------ Information supplied

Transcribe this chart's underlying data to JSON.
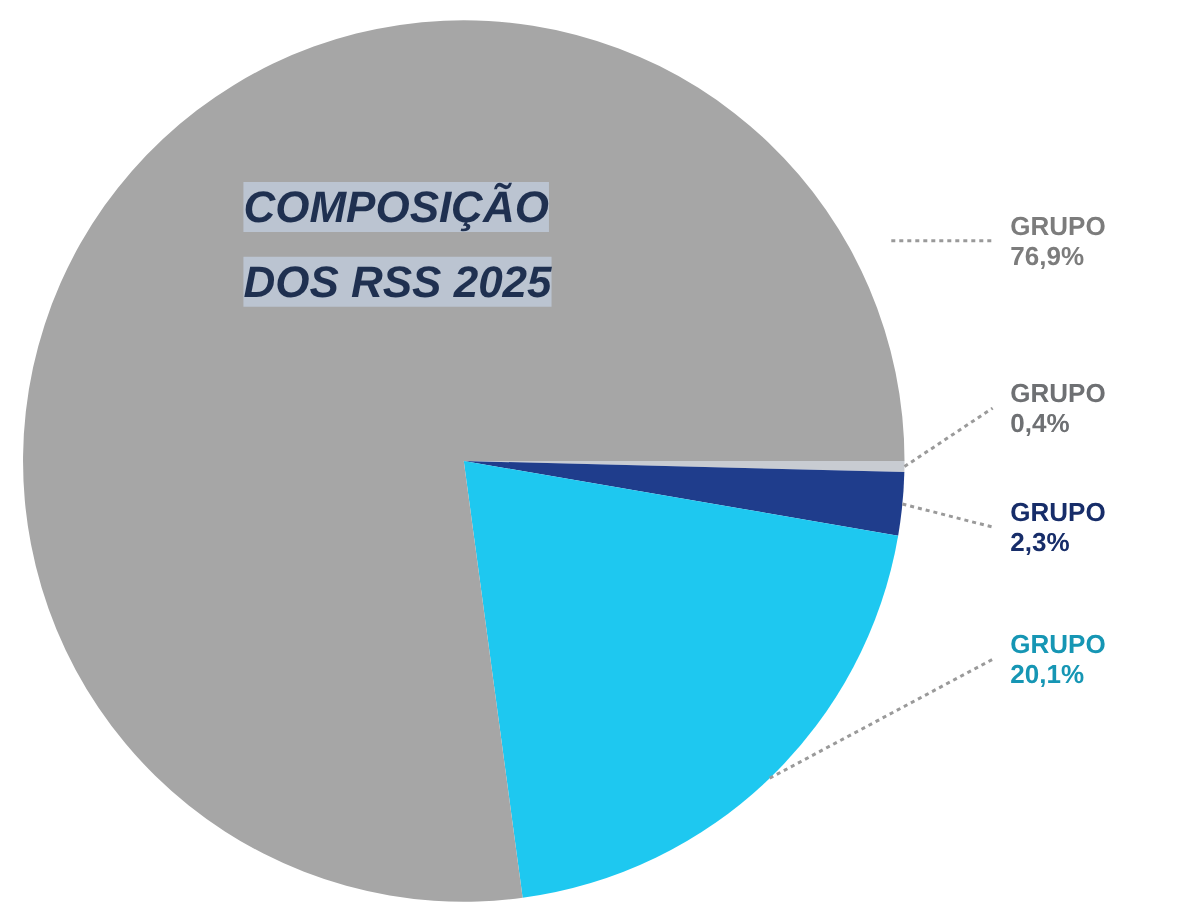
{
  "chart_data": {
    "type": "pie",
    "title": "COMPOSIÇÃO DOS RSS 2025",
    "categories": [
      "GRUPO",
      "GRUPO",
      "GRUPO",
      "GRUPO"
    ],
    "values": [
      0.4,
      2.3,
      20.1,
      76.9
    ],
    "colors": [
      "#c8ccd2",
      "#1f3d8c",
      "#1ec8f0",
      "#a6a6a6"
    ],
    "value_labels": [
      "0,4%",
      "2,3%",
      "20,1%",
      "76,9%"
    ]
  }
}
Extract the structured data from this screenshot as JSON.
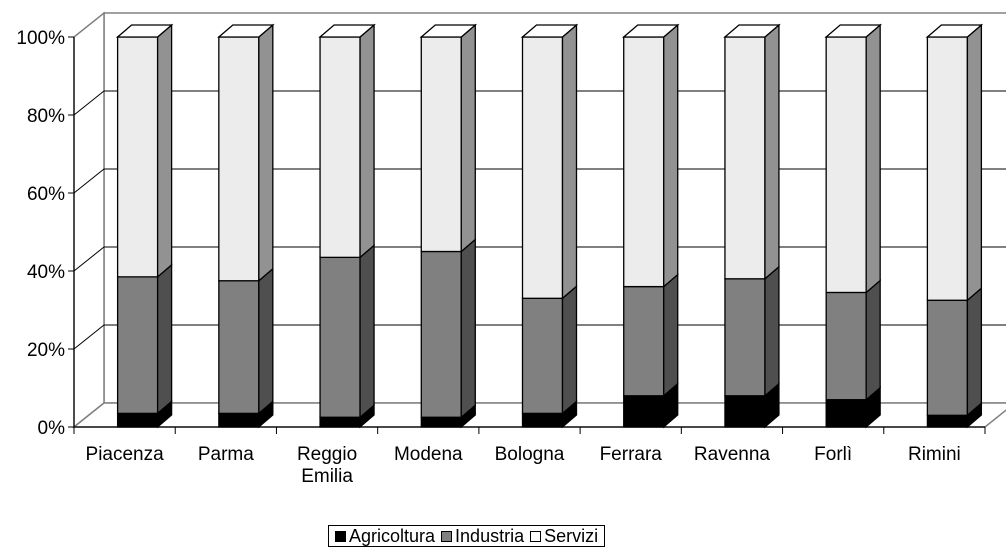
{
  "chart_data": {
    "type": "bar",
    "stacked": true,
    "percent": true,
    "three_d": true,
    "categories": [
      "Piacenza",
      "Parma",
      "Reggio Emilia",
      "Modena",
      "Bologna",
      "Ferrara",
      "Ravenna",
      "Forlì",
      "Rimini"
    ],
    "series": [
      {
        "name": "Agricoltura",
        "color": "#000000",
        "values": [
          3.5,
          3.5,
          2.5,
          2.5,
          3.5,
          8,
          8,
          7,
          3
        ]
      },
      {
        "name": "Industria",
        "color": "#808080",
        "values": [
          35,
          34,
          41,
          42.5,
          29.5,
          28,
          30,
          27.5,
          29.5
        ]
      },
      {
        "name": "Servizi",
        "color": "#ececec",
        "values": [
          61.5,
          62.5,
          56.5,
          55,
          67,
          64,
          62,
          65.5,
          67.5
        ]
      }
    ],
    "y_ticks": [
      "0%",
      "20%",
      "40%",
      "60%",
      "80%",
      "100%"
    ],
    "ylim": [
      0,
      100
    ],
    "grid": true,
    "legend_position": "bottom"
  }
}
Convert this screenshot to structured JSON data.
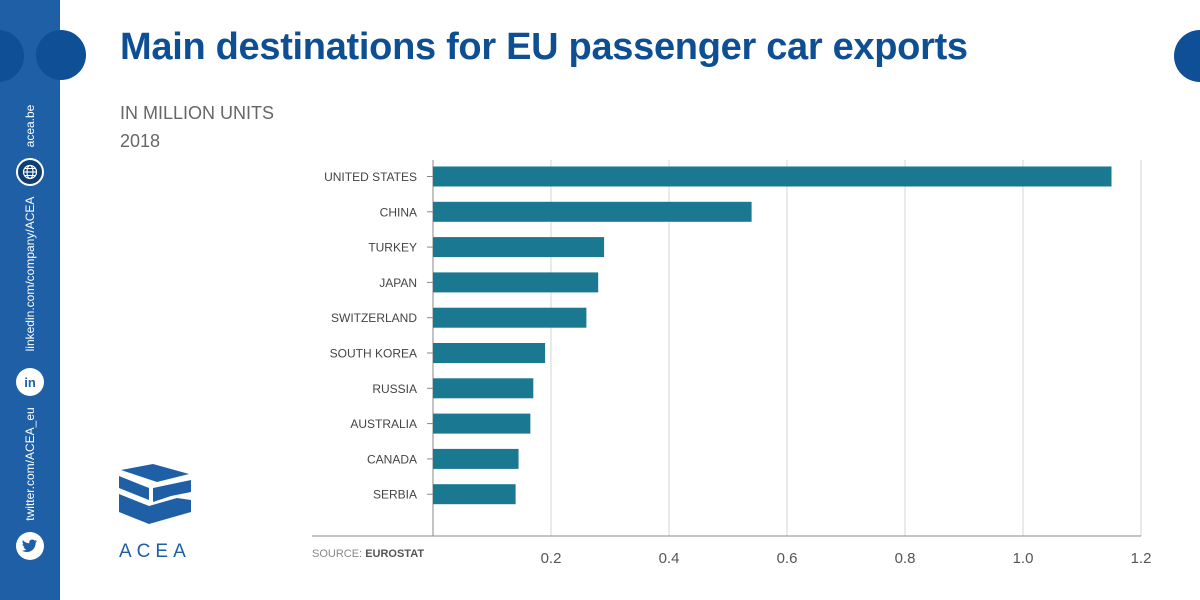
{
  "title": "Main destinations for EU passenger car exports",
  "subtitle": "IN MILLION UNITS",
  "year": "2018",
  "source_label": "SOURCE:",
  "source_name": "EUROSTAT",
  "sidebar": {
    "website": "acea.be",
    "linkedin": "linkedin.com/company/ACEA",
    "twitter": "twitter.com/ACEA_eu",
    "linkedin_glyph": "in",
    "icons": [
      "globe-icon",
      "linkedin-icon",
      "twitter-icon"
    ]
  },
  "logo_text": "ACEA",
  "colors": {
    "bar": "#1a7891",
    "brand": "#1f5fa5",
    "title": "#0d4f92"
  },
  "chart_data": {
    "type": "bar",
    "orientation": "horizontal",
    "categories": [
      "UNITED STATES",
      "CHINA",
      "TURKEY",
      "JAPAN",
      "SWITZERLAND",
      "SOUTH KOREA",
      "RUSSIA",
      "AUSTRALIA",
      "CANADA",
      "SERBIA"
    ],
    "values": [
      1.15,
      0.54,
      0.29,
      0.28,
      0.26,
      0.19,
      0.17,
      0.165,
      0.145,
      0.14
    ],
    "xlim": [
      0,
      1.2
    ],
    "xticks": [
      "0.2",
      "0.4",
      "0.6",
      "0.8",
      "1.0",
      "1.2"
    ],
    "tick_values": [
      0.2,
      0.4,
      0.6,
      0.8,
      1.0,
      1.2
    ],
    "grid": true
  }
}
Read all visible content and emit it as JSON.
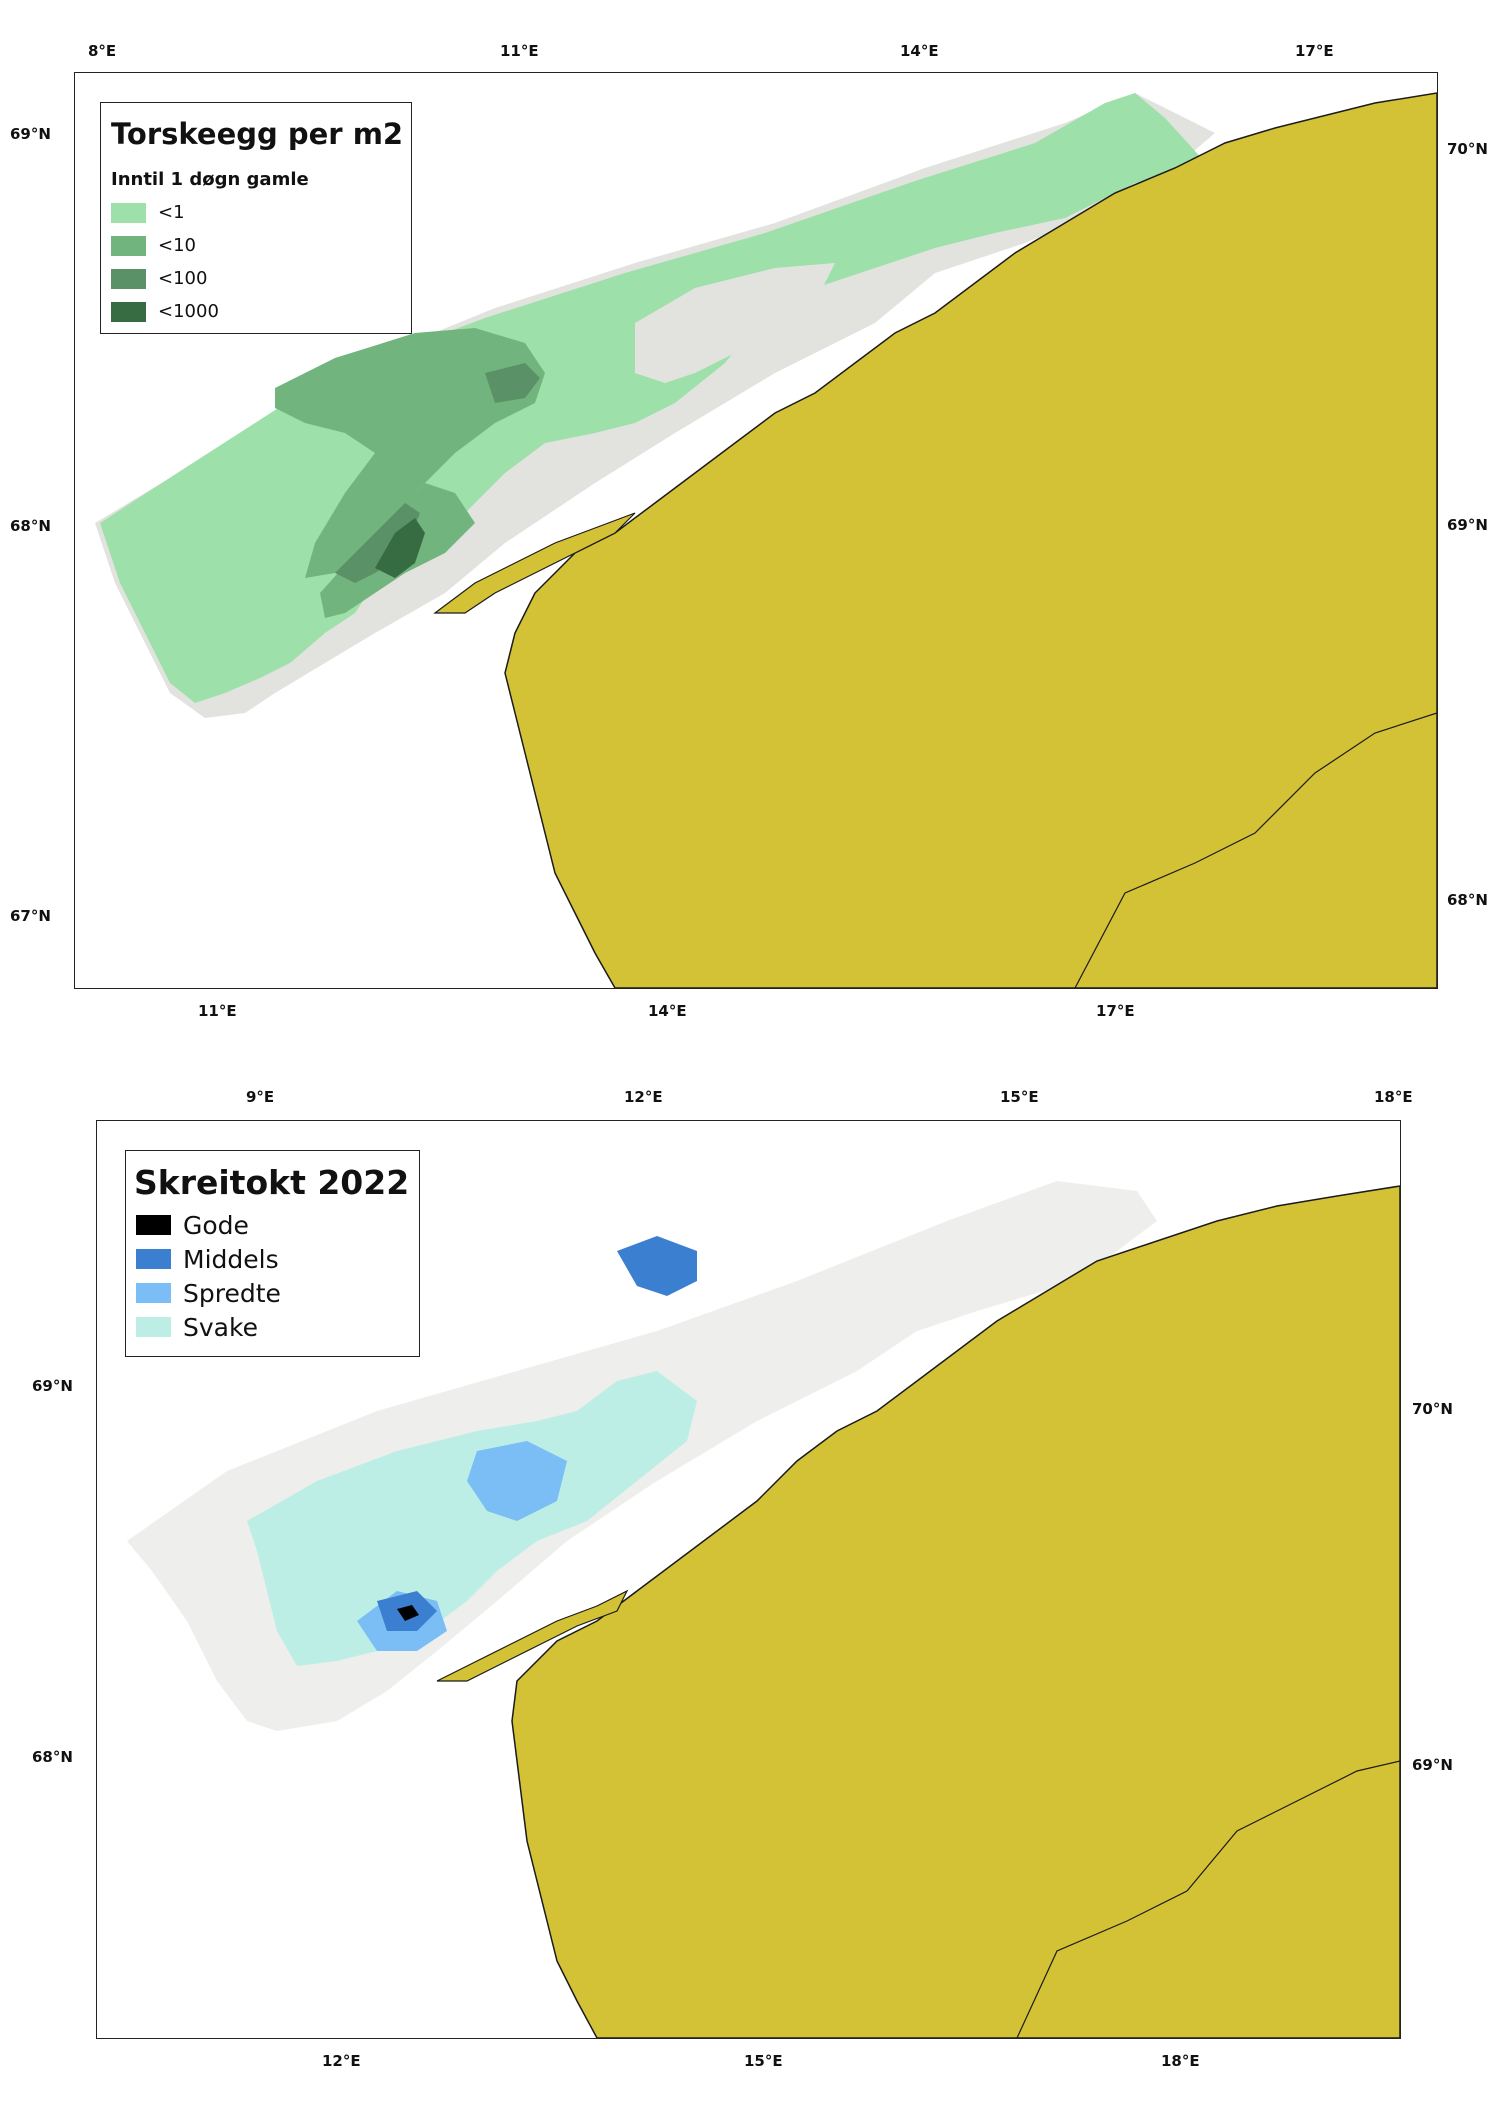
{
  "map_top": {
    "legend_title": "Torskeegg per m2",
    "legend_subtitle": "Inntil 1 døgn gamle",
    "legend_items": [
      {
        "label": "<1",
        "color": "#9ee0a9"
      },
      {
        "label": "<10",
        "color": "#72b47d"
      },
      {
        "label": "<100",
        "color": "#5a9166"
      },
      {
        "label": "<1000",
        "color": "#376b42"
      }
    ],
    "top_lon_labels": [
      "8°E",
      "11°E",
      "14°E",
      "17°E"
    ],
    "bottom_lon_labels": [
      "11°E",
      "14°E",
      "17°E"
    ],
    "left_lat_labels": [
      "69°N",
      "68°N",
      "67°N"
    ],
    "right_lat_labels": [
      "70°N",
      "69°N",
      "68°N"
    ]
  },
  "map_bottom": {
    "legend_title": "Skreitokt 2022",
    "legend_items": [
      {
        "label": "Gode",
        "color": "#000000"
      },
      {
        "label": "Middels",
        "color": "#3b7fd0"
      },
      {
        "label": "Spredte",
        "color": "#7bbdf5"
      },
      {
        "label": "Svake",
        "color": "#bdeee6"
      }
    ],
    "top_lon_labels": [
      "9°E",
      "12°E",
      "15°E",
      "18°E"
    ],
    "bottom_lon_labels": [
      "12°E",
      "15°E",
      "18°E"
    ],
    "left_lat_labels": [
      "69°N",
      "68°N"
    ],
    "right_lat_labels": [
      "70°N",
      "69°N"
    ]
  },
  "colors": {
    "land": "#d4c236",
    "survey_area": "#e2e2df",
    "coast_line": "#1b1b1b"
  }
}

------------

▶ Problem to solve
Check each line of the records for the word "this", and show the lines that contain it.

▶ Exercise response
Transcribe this chart's underlying data to JSON.
Extract the structured data from this screenshot as JSON.
Convert this screenshot to structured JSON data.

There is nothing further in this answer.